[Records from a data collection]

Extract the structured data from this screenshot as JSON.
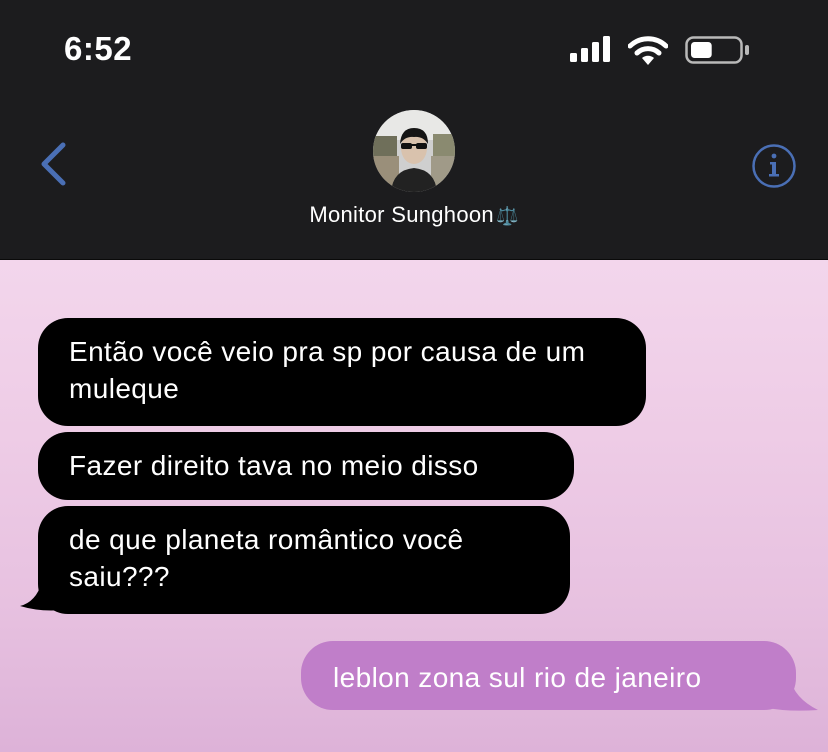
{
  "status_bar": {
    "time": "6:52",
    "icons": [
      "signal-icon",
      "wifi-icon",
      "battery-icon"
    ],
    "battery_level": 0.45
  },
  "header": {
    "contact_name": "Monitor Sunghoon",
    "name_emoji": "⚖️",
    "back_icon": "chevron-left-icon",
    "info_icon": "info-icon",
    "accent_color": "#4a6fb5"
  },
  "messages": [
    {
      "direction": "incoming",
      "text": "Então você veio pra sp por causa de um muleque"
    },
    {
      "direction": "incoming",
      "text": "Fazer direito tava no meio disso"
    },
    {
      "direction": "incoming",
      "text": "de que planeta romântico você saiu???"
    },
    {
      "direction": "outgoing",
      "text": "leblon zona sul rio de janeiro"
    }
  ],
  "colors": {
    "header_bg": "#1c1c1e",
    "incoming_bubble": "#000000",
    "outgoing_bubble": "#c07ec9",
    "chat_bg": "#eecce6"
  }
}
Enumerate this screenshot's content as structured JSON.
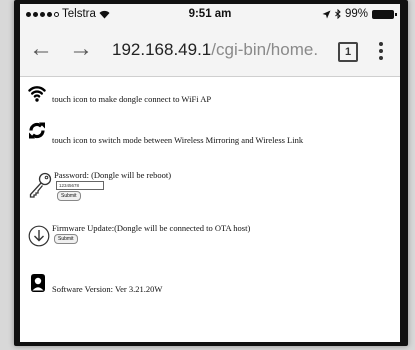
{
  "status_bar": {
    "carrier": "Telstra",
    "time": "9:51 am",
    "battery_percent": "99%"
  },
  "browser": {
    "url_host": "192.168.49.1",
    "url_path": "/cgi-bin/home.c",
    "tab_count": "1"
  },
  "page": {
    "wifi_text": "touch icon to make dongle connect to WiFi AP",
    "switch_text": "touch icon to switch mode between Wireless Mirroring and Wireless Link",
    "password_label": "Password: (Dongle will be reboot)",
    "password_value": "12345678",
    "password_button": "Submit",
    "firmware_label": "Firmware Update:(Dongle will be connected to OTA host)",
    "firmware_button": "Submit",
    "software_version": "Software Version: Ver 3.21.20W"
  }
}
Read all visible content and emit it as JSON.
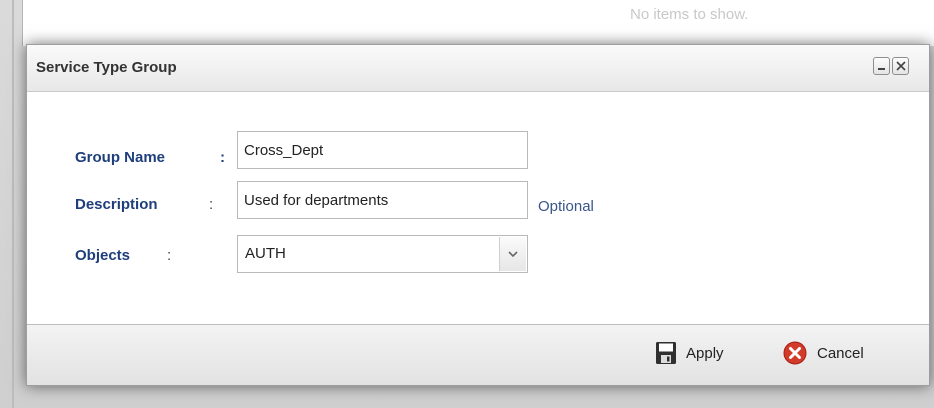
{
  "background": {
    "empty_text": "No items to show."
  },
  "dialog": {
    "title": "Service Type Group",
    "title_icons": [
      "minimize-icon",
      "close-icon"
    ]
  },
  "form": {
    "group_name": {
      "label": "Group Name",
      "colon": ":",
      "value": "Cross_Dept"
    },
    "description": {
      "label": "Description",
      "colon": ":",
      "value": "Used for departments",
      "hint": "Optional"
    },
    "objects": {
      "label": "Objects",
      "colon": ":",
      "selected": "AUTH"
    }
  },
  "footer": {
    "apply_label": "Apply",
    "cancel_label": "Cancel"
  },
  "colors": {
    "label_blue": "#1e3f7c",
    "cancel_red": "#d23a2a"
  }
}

→ **PROBLEM STATEMENT**:
In the entries above, count each line holding "você" and report the total and nothing more.

→ **IN RESPONSE**:
2